Lines of data

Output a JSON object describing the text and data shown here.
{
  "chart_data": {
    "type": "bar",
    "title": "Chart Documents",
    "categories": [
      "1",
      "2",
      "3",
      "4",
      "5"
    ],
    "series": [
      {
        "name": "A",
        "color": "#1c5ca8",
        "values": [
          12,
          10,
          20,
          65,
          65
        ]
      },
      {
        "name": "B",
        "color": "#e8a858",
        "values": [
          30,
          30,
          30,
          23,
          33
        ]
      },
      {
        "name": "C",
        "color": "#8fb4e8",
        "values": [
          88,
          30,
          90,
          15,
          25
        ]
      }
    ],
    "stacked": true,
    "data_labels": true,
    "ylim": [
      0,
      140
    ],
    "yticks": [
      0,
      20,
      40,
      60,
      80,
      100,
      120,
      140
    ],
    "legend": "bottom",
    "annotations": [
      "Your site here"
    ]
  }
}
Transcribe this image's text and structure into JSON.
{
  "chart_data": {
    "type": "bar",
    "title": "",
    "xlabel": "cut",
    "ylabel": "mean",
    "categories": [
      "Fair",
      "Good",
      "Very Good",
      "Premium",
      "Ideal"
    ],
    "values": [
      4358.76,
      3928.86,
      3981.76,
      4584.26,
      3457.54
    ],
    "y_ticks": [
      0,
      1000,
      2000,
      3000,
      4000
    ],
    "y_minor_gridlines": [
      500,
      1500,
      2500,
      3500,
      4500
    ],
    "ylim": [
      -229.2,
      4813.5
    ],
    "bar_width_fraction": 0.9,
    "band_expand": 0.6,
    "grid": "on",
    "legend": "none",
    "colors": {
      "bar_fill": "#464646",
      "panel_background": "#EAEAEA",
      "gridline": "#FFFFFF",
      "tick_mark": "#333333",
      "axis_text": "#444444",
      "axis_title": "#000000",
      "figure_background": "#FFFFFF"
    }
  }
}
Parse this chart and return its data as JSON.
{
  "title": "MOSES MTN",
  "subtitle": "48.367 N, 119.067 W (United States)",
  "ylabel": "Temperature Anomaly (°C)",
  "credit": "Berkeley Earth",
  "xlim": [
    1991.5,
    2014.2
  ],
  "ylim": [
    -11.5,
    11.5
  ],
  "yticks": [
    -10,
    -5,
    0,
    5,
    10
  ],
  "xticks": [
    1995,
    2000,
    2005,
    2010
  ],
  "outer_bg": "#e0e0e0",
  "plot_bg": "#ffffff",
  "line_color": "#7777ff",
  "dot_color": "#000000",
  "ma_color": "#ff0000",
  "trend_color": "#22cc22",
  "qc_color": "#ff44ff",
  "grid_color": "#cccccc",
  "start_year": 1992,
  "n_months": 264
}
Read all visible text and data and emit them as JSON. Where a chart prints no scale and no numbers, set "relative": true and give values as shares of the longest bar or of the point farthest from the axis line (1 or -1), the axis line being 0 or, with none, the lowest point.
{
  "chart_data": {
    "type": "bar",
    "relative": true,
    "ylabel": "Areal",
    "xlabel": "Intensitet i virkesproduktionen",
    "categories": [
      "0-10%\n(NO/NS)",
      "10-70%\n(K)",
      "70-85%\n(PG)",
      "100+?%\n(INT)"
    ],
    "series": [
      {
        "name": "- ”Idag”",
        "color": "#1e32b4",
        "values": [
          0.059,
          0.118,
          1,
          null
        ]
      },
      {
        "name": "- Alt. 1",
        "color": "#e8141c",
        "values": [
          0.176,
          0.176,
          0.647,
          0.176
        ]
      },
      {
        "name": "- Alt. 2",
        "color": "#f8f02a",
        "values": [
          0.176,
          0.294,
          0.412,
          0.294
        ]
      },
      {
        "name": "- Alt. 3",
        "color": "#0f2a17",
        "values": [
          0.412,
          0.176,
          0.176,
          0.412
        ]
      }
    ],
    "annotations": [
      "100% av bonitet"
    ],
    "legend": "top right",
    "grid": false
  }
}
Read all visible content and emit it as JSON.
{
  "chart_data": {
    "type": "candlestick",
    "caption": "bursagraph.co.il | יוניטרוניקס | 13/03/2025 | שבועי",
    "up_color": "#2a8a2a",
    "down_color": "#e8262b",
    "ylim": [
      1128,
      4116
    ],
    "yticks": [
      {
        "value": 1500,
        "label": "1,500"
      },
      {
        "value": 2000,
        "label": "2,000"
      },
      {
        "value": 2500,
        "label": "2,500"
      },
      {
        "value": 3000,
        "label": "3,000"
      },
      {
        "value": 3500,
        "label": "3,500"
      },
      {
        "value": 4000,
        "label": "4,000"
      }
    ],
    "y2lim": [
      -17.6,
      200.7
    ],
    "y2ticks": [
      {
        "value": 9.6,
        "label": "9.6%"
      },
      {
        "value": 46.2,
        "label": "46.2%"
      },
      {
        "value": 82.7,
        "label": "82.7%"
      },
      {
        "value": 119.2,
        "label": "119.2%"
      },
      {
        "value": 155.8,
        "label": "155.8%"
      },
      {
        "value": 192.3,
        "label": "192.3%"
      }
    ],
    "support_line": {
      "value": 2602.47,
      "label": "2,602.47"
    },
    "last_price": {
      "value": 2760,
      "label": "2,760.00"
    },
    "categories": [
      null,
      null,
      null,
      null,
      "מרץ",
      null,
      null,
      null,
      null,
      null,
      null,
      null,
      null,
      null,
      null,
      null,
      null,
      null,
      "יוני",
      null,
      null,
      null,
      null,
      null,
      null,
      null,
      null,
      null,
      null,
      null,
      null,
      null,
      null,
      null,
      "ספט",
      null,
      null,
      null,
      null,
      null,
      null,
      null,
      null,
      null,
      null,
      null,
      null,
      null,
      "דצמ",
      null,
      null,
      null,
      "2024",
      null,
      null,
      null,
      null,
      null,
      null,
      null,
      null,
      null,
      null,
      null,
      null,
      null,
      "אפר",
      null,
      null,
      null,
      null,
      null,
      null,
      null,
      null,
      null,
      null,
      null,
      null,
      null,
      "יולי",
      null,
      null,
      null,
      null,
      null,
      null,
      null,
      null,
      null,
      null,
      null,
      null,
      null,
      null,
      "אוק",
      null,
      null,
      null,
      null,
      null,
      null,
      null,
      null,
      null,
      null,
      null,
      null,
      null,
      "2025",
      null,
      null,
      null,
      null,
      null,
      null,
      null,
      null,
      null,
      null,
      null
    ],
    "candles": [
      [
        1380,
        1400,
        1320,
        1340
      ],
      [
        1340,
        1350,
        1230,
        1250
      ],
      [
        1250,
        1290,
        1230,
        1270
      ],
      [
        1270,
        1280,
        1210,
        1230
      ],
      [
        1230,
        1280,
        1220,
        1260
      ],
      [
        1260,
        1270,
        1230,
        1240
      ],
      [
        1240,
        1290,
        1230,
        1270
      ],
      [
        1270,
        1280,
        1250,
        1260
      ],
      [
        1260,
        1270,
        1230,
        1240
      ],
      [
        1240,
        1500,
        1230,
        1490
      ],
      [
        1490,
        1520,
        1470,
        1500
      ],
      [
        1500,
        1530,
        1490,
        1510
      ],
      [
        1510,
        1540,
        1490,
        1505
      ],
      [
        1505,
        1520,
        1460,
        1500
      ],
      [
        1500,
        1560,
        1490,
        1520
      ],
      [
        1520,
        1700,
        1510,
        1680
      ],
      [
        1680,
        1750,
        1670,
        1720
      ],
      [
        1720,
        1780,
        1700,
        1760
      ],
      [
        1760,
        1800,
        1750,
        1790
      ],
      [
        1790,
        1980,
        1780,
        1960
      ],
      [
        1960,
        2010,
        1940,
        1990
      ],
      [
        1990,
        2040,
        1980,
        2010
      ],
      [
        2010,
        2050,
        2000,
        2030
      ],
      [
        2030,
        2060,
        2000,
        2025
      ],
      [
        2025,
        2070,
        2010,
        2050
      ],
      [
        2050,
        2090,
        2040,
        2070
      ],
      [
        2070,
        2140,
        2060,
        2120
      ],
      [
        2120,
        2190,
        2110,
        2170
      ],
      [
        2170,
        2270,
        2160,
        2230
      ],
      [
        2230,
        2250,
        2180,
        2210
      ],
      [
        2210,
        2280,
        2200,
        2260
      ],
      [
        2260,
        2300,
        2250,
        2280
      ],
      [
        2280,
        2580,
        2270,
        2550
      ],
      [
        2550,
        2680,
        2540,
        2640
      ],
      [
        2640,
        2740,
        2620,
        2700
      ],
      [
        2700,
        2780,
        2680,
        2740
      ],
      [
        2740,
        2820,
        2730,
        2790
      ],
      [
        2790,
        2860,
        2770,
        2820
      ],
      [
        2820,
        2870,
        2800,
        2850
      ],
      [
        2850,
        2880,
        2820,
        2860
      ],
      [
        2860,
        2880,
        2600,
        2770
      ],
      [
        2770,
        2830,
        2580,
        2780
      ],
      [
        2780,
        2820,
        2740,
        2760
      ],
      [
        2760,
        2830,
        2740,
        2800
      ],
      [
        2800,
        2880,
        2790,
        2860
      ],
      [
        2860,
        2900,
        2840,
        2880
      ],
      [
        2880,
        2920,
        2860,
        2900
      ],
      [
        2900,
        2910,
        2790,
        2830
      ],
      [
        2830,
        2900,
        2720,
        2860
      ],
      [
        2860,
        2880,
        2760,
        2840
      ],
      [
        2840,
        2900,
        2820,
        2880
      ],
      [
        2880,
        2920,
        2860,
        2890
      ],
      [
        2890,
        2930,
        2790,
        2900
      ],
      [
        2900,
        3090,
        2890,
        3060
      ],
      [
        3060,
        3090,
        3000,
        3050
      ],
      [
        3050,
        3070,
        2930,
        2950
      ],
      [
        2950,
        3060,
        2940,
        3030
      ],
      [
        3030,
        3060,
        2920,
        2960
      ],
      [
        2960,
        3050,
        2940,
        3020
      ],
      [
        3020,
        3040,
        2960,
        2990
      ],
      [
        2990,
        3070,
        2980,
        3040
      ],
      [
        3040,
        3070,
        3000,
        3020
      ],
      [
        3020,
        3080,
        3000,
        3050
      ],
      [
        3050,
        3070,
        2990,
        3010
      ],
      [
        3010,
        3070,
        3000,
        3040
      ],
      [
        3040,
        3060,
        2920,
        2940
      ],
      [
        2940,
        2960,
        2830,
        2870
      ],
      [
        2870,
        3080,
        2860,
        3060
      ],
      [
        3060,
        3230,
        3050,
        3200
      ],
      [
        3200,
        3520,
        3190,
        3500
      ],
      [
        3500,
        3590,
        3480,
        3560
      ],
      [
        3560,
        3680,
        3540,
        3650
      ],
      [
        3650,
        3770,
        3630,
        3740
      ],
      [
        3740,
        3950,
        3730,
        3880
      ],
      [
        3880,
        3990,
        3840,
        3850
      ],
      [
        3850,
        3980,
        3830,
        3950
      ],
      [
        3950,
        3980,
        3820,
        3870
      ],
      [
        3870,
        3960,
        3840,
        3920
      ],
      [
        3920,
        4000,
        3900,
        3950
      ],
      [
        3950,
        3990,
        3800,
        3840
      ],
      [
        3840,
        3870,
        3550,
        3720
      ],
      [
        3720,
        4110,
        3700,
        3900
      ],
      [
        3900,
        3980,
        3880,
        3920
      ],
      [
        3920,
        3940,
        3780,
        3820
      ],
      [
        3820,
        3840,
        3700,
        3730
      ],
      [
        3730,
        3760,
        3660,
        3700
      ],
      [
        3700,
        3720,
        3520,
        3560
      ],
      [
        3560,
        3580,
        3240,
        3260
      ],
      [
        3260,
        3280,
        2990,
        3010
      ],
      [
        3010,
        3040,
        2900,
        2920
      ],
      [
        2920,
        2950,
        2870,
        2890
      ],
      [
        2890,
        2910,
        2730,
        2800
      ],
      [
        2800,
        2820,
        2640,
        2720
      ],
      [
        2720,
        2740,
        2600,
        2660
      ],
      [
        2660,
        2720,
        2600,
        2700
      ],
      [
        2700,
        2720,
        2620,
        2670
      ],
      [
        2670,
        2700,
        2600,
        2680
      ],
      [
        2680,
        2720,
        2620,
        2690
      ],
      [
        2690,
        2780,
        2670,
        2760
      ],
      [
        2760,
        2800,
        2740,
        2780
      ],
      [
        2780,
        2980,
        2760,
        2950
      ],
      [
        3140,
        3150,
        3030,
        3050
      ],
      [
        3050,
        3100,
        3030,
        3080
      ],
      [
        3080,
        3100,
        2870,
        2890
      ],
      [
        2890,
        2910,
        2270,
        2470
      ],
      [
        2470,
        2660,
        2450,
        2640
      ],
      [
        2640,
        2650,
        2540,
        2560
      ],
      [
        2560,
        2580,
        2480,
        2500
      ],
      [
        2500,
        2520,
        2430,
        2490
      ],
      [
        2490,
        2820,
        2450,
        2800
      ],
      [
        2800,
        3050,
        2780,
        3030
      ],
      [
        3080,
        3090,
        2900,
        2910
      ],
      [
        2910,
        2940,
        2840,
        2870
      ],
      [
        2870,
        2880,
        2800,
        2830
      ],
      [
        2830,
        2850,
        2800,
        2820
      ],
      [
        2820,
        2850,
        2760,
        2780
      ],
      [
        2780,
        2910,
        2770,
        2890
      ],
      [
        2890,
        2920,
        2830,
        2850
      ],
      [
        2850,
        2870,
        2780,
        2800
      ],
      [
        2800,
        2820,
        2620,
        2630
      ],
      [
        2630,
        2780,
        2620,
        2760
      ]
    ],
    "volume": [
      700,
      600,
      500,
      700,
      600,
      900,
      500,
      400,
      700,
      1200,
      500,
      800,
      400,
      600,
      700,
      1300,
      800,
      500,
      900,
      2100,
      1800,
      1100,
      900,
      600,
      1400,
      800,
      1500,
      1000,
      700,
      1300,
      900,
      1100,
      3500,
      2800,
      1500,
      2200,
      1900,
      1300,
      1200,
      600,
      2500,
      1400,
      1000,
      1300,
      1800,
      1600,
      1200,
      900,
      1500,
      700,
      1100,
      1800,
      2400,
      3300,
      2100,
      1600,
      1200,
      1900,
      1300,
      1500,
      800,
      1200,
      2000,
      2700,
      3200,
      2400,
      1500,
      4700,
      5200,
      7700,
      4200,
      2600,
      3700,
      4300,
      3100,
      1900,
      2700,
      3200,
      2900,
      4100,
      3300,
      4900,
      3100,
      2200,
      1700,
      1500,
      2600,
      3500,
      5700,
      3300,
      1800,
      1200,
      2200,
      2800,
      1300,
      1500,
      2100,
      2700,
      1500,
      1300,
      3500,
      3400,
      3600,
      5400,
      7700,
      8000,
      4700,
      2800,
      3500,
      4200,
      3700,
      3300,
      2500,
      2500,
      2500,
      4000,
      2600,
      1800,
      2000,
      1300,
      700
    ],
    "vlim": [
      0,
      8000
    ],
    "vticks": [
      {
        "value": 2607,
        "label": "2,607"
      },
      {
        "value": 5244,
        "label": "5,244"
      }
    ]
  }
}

PROBLEM REQUIREMENTS:
Find each line holding the word "emit" and copy it.

TASK ANSWER:
Read all visible text and data and emit them as JSON. Where a chart prints no scale and no numbers, set "relative": true and give values as shares of the longest bar or of the point farthest from the axis line (1 or -1), the axis line being 0 or, with none, the lowest point.
Read all visible content and emit it as JSON.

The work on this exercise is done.